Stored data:
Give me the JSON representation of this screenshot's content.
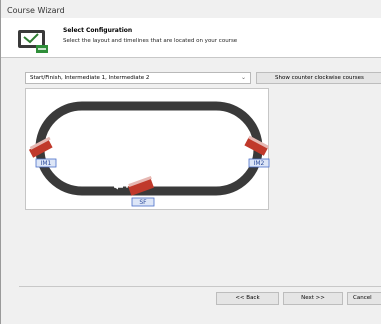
{
  "window": {
    "title": "Course Wizard"
  },
  "header": {
    "title": "Select Configuration",
    "subtitle": "Select the layout and timelines that are located on your course",
    "icon": "course-wizard-icon"
  },
  "config": {
    "selected": "Start/Finish, Intermediate 1, Intermediate 2",
    "ccw_label": "Show counter clockwise courses"
  },
  "track": {
    "labels": {
      "im1": "IM1",
      "im2": "IM2",
      "sf": "SF"
    },
    "direction": "counter-clockwise arrow",
    "colors": {
      "track": "#3a3a3a",
      "timeline": "#c0392b",
      "label_border": "#4a6fc9"
    }
  },
  "footer": {
    "back": "<< Back",
    "next": "Next >>",
    "cancel": "Cancel"
  }
}
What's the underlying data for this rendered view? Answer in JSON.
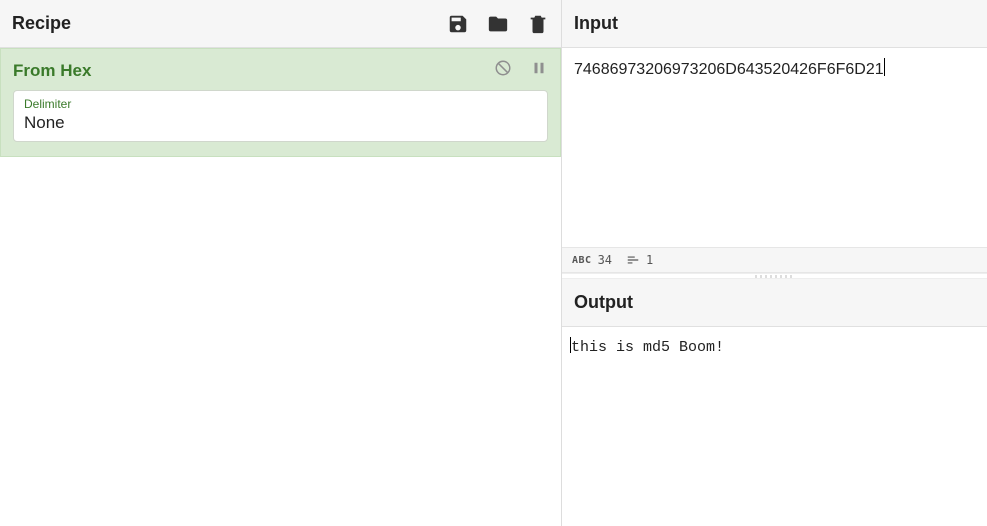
{
  "recipe": {
    "title": "Recipe",
    "operations": [
      {
        "name": "From Hex",
        "fields": [
          {
            "label": "Delimiter",
            "value": "None"
          }
        ]
      }
    ]
  },
  "input": {
    "title": "Input",
    "value": "74686973206973206D643520426F6F6D21",
    "char_count": "34",
    "line_count": "1"
  },
  "output": {
    "title": "Output",
    "value": "this is md5 Boom!"
  }
}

[Task requirements]:
In the entries above, find every line with the word "value" and list it.

[Task result]:
            "value": "None"
    "value": "74686973206973206D643520426F6F6D21",
    "value": "this is md5 Boom!"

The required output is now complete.